## REQUIRED WORK:
Without the pictures, can you quote each line below exactly?

## MATERIALS PROVIDED:
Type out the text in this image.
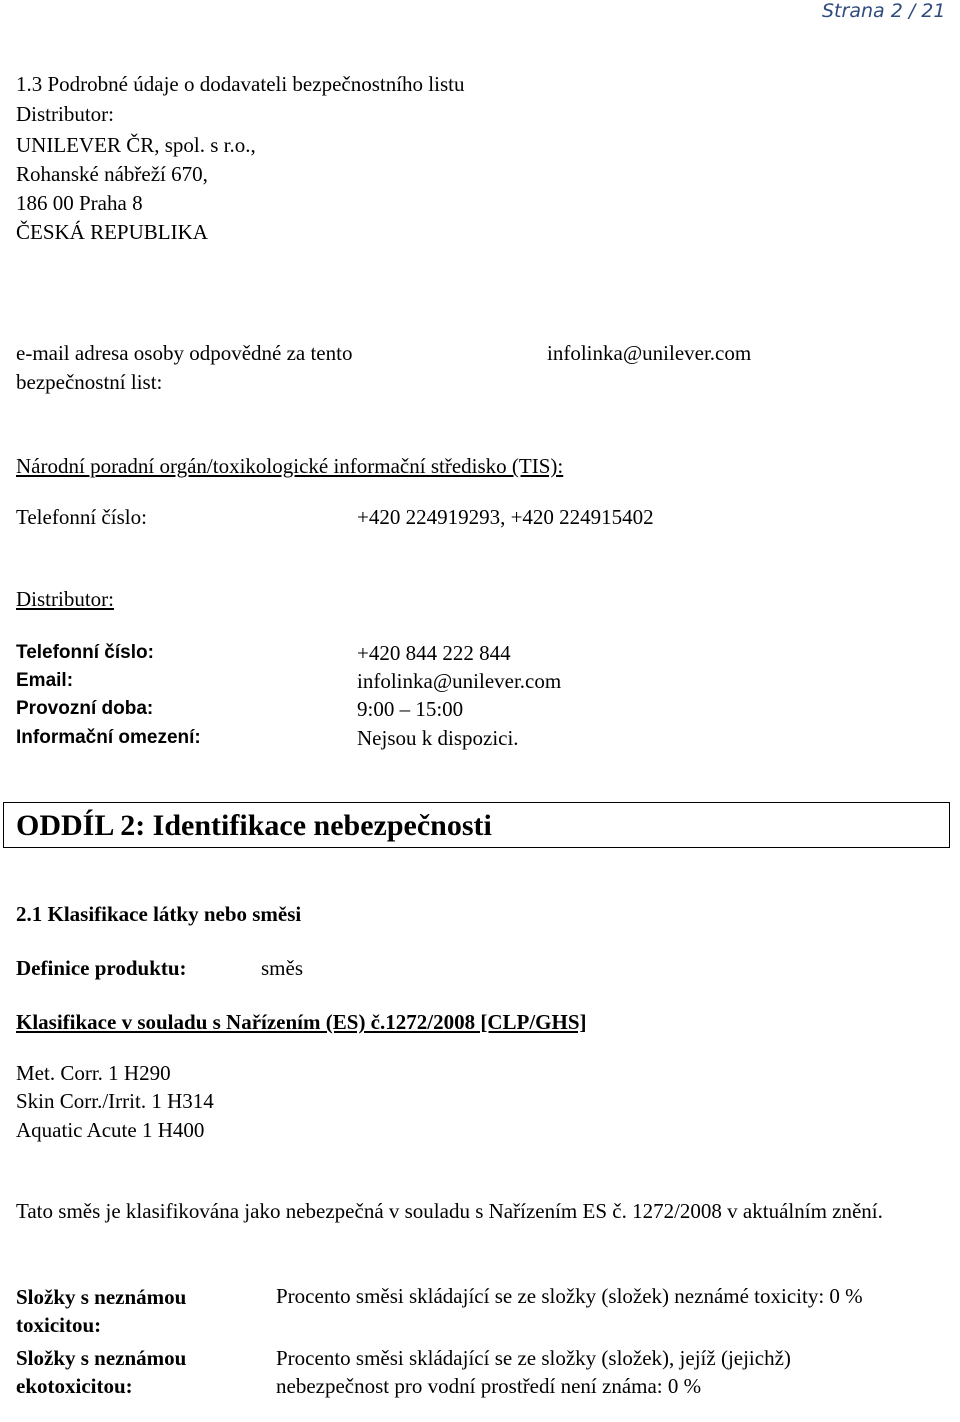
Strana 2 / 21
1.3 Podrobné údaje o dodavateli bezpečnostního listu
Distributor:
UNILEVER ČR, spol. s r.o.,
Rohanské nábřeží 670,
186 00 Praha 8
ČESKÁ REPUBLIKA
e-mail adresa osoby odpovědné za tento
bezpečnostní list:
infolinka@unilever.com
Národní poradní orgán/toxikologické informační středisko (TIS):
Telefonní číslo:	+420 224919293, +420 224915402
Distributor:
Telefonní číslo:	+420 844 222 844
Email:	infolinka@unilever.com
Provozní doba:	9:00 – 15:00
Informační omezení:	Nejsou k dispozici.
ODDÍL 2: Identifikace nebezpečnosti
2.1 Klasifikace látky nebo směsi
Definice produktu:	směs
Klasifikace v souladu s Nařízením (ES) č.1272/2008 [CLP/GHS]
Met. Corr. 1 H290
Skin Corr./Irrit. 1 H314
Aquatic Acute 1 H400
Tato směs je klasifikována jako nebezpečná v souladu s Nařízením ES č. 1272/2008 v aktuálním znění.
Složky s neznámou toxicitou:
Procento směsi skládající se ze složky (složek) neznámé toxicity: 0 %
Složky s neznámou ekotoxicitou:
Procento směsi skládající se ze složky (složek), jejíž (jejichž) nebezpečnost pro vodní prostředí není známa: 0 %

## EXERCISE RESULT:
Type out the text in this image.
Strana 2 / 21
1.3 Podrobné údaje o dodavateli bezpečnostního listu
Distributor:
UNILEVER ČR, spol. s r.o.,
Rohanské nábřeží 670,
186 00 Praha 8
ČESKÁ REPUBLIKA
e-mail adresa osoby odpovědné za tento
bezpečnostní list:
infolinka@unilever.com
Národní poradní orgán/toxikologické informační středisko (TIS):
Telefonní číslo:	+420 224919293, +420 224915402
Distributor:
Telefonní číslo:	+420 844 222 844
Email:	infolinka@unilever.com
Provozní doba:	9:00 – 15:00
Informační omezení:	Nejsou k dispozici.
ODDÍL 2: Identifikace nebezpečnosti
2.1 Klasifikace látky nebo směsi
Definice produktu:	směs
Klasifikace v souladu s Nařízením (ES) č.1272/2008 [CLP/GHS]
Met. Corr. 1 H290
Skin Corr./Irrit. 1 H314
Aquatic Acute 1 H400
Tato směs je klasifikována jako nebezpečná v souladu s Nařízením ES č. 1272/2008 v aktuálním znění.
Složky s neznámou toxicitou:
Procento směsi skládající se ze složky (složek) neznámé toxicity: 0 %
Složky s neznámou ekotoxicitou:
Procento směsi skládající se ze složky (složek), jejíž (jejichž) nebezpečnost pro vodní prostředí není známa: 0 %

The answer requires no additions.